#### Task prompt:
Give the material again in full, matching it exactly.

#### Part of a data file:
________

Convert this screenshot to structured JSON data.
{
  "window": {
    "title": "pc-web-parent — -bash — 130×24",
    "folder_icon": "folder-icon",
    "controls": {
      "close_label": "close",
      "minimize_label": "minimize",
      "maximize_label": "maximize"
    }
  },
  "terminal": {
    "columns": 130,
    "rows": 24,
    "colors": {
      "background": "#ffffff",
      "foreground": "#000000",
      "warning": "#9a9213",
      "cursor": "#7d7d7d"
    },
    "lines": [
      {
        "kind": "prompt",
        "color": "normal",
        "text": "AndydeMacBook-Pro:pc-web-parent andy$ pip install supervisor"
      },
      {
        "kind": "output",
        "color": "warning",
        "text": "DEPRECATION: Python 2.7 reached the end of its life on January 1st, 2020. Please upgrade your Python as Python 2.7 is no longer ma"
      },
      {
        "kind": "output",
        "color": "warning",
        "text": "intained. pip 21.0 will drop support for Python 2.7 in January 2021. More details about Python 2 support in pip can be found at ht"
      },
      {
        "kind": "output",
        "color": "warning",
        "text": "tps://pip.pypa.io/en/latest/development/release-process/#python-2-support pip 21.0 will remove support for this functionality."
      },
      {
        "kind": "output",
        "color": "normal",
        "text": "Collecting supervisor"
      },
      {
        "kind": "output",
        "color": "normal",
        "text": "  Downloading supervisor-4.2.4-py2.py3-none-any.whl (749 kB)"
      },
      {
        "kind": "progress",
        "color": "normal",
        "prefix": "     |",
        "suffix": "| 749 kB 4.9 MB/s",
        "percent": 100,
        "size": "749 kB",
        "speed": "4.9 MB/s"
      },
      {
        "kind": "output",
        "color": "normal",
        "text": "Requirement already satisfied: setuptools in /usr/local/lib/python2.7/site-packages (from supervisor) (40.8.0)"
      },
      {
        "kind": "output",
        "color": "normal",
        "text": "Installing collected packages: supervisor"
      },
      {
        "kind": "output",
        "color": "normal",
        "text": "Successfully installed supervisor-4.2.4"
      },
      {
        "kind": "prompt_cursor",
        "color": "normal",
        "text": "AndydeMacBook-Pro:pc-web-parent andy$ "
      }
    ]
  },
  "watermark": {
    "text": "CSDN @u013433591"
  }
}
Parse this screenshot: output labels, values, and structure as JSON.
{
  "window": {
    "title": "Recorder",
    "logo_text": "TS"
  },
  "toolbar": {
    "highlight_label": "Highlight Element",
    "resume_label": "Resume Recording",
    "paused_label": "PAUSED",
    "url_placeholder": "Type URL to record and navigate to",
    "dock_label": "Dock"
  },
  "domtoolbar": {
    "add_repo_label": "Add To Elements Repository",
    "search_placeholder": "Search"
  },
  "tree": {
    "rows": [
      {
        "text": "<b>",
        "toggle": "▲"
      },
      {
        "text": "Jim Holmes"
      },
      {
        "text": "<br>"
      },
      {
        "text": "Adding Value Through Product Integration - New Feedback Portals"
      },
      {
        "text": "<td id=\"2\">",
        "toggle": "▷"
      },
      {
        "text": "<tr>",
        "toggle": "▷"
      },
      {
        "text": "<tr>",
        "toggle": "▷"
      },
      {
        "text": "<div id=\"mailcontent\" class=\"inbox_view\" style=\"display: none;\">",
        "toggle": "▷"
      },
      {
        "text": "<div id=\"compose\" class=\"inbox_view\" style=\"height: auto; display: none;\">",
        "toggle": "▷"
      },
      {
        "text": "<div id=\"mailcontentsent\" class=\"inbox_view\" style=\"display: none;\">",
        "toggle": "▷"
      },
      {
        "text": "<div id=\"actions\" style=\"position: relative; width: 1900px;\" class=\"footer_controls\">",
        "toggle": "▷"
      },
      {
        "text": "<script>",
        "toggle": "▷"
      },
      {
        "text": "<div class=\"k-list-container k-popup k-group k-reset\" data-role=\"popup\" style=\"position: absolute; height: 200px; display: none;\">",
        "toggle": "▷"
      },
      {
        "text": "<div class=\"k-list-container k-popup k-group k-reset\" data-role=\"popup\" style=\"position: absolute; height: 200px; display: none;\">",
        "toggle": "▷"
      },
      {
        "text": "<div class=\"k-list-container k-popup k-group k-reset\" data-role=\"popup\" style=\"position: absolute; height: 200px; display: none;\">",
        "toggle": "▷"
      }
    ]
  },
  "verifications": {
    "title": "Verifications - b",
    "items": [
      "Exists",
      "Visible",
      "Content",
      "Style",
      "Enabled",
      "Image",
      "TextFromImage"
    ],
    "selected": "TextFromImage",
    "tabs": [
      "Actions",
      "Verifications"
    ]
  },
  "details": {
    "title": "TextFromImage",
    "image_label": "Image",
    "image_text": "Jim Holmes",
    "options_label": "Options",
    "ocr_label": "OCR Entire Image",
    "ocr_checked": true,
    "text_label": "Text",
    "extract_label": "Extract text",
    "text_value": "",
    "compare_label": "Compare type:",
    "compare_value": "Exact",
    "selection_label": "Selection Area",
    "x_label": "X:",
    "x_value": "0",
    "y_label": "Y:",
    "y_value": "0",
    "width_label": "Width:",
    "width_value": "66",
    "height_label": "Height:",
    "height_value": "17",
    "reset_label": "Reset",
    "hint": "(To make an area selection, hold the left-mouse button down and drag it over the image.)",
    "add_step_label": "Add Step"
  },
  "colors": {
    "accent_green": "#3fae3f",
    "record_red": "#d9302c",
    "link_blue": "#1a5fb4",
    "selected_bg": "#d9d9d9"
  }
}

________

#### Answer:
Convert this screenshot to structured JSON data.
{
  "window": {
    "title": "pc-web-parent — -bash — 130×24",
    "folder_icon": "folder-icon",
    "controls": {
      "close_label": "close",
      "minimize_label": "minimize",
      "maximize_label": "maximize"
    }
  },
  "terminal": {
    "columns": 130,
    "rows": 24,
    "colors": {
      "background": "#ffffff",
      "foreground": "#000000",
      "warning": "#9a9213",
      "cursor": "#7d7d7d"
    },
    "lines": [
      {
        "kind": "prompt",
        "color": "normal",
        "text": "AndydeMacBook-Pro:pc-web-parent andy$ pip install supervisor"
      },
      {
        "kind": "output",
        "color": "warning",
        "text": "DEPRECATION: Python 2.7 reached the end of its life on January 1st, 2020. Please upgrade your Python as Python 2.7 is no longer ma"
      },
      {
        "kind": "output",
        "color": "warning",
        "text": "intained. pip 21.0 will drop support for Python 2.7 in January 2021. More details about Python 2 support in pip can be found at ht"
      },
      {
        "kind": "output",
        "color": "warning",
        "text": "tps://pip.pypa.io/en/latest/development/release-process/#python-2-support pip 21.0 will remove support for this functionality."
      },
      {
        "kind": "output",
        "color": "normal",
        "text": "Collecting supervisor"
      },
      {
        "kind": "output",
        "color": "normal",
        "text": "  Downloading supervisor-4.2.4-py2.py3-none-any.whl (749 kB)"
      },
      {
        "kind": "progress",
        "color": "normal",
        "prefix": "     |",
        "suffix": "| 749 kB 4.9 MB/s",
        "percent": 100,
        "size": "749 kB",
        "speed": "4.9 MB/s"
      },
      {
        "kind": "output",
        "color": "normal",
        "text": "Requirement already satisfied: setuptools in /usr/local/lib/python2.7/site-packages (from supervisor) (40.8.0)"
      },
      {
        "kind": "output",
        "color": "normal",
        "text": "Installing collected packages: supervisor"
      },
      {
        "kind": "output",
        "color": "normal",
        "text": "Successfully installed supervisor-4.2.4"
      },
      {
        "kind": "prompt_cursor",
        "color": "normal",
        "text": "AndydeMacBook-Pro:pc-web-parent andy$ "
      }
    ]
  },
  "watermark": {
    "text": "CSDN @u013433591"
  }
}
Parse this screenshot: output labels, values, and structure as JSON.
{
  "window": {
    "title": "Recorder",
    "logo_text": "TS"
  },
  "toolbar": {
    "highlight_label": "Highlight Element",
    "resume_label": "Resume Recording",
    "paused_label": "PAUSED",
    "url_placeholder": "Type URL to record and navigate to",
    "dock_label": "Dock"
  },
  "domtoolbar": {
    "add_repo_label": "Add To Elements Repository",
    "search_placeholder": "Search"
  },
  "tree": {
    "rows": [
      {
        "text": "<b>",
        "toggle": "▲"
      },
      {
        "text": "Jim Holmes"
      },
      {
        "text": "<br>"
      },
      {
        "text": "Adding Value Through Product Integration - New Feedback Portals"
      },
      {
        "text": "<td id=\"2\">",
        "toggle": "▷"
      },
      {
        "text": "<tr>",
        "toggle": "▷"
      },
      {
        "text": "<tr>",
        "toggle": "▷"
      },
      {
        "text": "<div id=\"mailcontent\" class=\"inbox_view\" style=\"display: none;\">",
        "toggle": "▷"
      },
      {
        "text": "<div id=\"compose\" class=\"inbox_view\" style=\"height: auto; display: none;\">",
        "toggle": "▷"
      },
      {
        "text": "<div id=\"mailcontentsent\" class=\"inbox_view\" style=\"display: none;\">",
        "toggle": "▷"
      },
      {
        "text": "<div id=\"actions\" style=\"position: relative; width: 1900px;\" class=\"footer_controls\">",
        "toggle": "▷"
      },
      {
        "text": "<script>",
        "toggle": "▷"
      },
      {
        "text": "<div class=\"k-list-container k-popup k-group k-reset\" data-role=\"popup\" style=\"position: absolute; height: 200px; display: none;\">",
        "toggle": "▷"
      },
      {
        "text": "<div class=\"k-list-container k-popup k-group k-reset\" data-role=\"popup\" style=\"position: absolute; height: 200px; display: none;\">",
        "toggle": "▷"
      },
      {
        "text": "<div class=\"k-list-container k-popup k-group k-reset\" data-role=\"popup\" style=\"position: absolute; height: 200px; display: none;\">",
        "toggle": "▷"
      }
    ]
  },
  "verifications": {
    "title": "Verifications - b",
    "items": [
      "Exists",
      "Visible",
      "Content",
      "Style",
      "Enabled",
      "Image",
      "TextFromImage"
    ],
    "selected": "TextFromImage",
    "tabs": [
      "Actions",
      "Verifications"
    ]
  },
  "details": {
    "title": "TextFromImage",
    "image_label": "Image",
    "image_text": "Jim Holmes",
    "options_label": "Options",
    "ocr_label": "OCR Entire Image",
    "ocr_checked": true,
    "text_label": "Text",
    "extract_label": "Extract text",
    "text_value": "",
    "compare_label": "Compare type:",
    "compare_value": "Exact",
    "selection_label": "Selection Area",
    "x_label": "X:",
    "x_value": "0",
    "y_label": "Y:",
    "y_value": "0",
    "width_label": "Width:",
    "width_value": "66",
    "height_label": "Height:",
    "height_value": "17",
    "reset_label": "Reset",
    "hint": "(To make an area selection, hold the left-mouse button down and drag it over the image.)",
    "add_step_label": "Add Step"
  },
  "colors": {
    "accent_green": "#3fae3f",
    "record_red": "#d9302c",
    "link_blue": "#1a5fb4",
    "selected_bg": "#d9d9d9"
  }
}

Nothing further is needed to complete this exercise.